• [PROMPT]: Reproduce word for word the lines from the very first one through the line containing "signature-col-kmk: [408, 576, 545, 712]", including both of those lines.

● ● ● ● ● ● ●

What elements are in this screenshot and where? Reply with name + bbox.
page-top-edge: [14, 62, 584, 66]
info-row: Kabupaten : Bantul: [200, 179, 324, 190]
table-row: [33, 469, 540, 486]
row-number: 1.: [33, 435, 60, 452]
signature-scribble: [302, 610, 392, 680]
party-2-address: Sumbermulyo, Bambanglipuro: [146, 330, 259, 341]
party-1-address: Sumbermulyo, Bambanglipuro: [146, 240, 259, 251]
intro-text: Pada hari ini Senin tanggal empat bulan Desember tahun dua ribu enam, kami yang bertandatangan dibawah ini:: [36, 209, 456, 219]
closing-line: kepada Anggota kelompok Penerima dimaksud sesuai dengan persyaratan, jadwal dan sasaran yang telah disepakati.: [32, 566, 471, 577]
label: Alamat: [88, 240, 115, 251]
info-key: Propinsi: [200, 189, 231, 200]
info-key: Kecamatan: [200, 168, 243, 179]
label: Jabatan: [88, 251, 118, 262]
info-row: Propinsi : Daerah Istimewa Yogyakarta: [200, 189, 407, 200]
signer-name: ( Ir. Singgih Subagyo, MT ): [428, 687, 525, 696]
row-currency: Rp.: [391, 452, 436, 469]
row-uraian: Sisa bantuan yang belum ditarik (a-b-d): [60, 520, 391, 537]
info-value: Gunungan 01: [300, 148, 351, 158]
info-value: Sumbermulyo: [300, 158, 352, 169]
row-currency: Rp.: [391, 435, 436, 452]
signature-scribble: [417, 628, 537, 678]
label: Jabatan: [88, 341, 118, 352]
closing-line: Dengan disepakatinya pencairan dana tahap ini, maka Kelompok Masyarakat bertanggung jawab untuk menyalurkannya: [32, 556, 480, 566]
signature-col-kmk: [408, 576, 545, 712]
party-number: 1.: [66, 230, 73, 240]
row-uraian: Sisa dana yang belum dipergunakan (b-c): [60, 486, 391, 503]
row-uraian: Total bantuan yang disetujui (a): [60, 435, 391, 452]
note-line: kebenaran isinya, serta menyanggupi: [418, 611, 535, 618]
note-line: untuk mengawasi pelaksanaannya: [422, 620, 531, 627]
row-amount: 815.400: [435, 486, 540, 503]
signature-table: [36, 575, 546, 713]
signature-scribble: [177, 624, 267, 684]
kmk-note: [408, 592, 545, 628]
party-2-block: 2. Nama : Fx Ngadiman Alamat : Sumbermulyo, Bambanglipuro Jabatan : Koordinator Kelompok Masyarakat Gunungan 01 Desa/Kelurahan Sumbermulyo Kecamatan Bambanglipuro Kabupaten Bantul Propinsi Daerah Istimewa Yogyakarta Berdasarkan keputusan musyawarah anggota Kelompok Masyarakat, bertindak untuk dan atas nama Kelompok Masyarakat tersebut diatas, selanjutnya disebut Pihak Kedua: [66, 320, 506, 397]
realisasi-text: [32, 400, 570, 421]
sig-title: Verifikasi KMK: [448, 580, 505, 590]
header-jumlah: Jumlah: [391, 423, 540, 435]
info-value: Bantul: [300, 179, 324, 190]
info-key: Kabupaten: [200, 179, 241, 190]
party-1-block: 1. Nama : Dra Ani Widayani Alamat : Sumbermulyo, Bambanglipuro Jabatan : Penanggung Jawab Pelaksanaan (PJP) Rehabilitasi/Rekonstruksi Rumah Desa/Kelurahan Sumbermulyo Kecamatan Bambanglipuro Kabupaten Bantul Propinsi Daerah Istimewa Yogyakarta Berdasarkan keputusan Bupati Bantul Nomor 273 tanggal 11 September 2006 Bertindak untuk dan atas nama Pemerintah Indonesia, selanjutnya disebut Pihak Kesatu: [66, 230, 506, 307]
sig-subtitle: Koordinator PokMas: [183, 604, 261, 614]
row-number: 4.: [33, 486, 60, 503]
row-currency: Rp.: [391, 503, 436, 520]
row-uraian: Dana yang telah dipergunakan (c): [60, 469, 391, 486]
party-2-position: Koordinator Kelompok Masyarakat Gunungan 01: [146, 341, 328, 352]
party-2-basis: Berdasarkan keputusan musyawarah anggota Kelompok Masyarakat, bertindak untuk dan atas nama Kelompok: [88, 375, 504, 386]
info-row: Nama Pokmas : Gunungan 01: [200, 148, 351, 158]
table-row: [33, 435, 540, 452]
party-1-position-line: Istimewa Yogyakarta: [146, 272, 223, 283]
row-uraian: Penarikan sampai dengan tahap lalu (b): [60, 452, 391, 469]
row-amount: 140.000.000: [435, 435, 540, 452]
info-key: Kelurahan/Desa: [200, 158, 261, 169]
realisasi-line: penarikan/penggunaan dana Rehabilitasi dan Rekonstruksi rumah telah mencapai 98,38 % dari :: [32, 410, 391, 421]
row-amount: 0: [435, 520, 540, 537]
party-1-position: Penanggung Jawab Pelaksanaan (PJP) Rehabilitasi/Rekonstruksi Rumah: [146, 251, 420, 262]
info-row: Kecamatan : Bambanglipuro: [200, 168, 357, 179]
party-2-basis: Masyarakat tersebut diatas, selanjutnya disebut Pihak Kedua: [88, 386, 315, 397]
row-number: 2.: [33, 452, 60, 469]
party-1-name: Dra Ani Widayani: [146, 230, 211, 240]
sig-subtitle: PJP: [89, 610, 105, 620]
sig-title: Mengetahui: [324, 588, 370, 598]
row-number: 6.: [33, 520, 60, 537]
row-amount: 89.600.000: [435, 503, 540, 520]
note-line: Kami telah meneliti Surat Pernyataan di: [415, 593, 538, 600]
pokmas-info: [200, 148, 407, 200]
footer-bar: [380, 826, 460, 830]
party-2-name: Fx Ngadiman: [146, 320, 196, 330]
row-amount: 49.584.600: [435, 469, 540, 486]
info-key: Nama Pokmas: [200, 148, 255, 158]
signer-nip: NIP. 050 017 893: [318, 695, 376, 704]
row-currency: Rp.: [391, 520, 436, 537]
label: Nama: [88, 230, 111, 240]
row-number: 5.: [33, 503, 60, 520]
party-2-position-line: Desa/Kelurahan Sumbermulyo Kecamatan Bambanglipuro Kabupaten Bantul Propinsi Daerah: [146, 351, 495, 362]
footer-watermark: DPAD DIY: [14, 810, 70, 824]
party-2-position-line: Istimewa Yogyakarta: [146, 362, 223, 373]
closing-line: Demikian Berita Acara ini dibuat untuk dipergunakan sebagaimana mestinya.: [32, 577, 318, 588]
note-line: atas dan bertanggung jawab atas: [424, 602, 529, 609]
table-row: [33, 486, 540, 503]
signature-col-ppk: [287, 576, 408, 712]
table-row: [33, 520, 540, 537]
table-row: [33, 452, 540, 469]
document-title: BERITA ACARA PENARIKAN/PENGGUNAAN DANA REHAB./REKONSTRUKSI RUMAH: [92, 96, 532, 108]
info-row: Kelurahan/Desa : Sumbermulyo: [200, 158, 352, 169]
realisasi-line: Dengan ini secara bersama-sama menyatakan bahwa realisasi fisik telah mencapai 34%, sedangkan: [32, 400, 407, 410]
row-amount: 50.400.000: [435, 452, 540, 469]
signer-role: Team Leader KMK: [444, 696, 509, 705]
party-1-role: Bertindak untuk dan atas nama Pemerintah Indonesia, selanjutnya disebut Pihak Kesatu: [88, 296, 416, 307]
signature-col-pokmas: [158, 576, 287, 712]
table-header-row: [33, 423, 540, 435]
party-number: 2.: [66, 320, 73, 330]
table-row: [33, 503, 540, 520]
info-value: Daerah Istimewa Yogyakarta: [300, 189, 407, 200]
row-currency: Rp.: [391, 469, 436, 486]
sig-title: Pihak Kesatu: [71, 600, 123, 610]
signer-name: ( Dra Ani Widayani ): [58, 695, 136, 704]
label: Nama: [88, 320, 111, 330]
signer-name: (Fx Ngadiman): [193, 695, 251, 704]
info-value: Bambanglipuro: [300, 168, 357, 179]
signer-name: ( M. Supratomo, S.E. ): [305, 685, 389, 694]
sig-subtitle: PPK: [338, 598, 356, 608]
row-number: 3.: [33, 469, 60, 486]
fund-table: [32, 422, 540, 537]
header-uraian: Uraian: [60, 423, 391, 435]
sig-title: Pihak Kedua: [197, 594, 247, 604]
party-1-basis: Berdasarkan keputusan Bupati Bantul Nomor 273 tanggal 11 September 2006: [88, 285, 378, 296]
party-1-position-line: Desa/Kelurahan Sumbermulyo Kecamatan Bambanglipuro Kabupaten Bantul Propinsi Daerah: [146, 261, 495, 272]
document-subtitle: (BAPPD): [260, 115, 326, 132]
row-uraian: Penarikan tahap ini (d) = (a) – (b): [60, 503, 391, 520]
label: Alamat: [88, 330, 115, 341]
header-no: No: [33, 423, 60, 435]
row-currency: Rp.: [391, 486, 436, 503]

● ● ● ● ● ● ●

• [RESPONSE]:
What elements are in this screenshot and where? Reply with name + bbox.
page-top-edge: [14, 62, 584, 66]
info-row: Kabupaten : Bantul: [200, 179, 324, 190]
table-row: [33, 469, 540, 486]
row-number: 1.: [33, 435, 60, 452]
signature-scribble: [302, 610, 392, 680]
party-2-address: Sumbermulyo, Bambanglipuro: [146, 330, 259, 341]
party-1-address: Sumbermulyo, Bambanglipuro: [146, 240, 259, 251]
intro-text: Pada hari ini Senin tanggal empat bulan Desember tahun dua ribu enam, kami yang bertandatangan dibawah ini:: [36, 209, 456, 219]
closing-line: kepada Anggota kelompok Penerima dimaksud sesuai dengan persyaratan, jadwal dan sasaran yang telah disepakati.: [32, 566, 471, 577]
label: Alamat: [88, 240, 115, 251]
info-key: Propinsi: [200, 189, 231, 200]
info-key: Kecamatan: [200, 168, 243, 179]
label: Jabatan: [88, 251, 118, 262]
info-row: Propinsi : Daerah Istimewa Yogyakarta: [200, 189, 407, 200]
signer-name: ( Ir. Singgih Subagyo, MT ): [428, 687, 525, 696]
row-currency: Rp.: [391, 452, 436, 469]
row-uraian: Sisa bantuan yang belum ditarik (a-b-d): [60, 520, 391, 537]
info-value: Gunungan 01: [300, 148, 351, 158]
info-value: Sumbermulyo: [300, 158, 352, 169]
row-currency: Rp.: [391, 435, 436, 452]
signature-scribble: [417, 628, 537, 678]
label: Jabatan: [88, 341, 118, 352]
closing-line: Dengan disepakatinya pencairan dana tahap ini, maka Kelompok Masyarakat bertanggung jawab untuk menyalurkannya: [32, 556, 480, 566]
signature-col-kmk: [408, 576, 545, 712]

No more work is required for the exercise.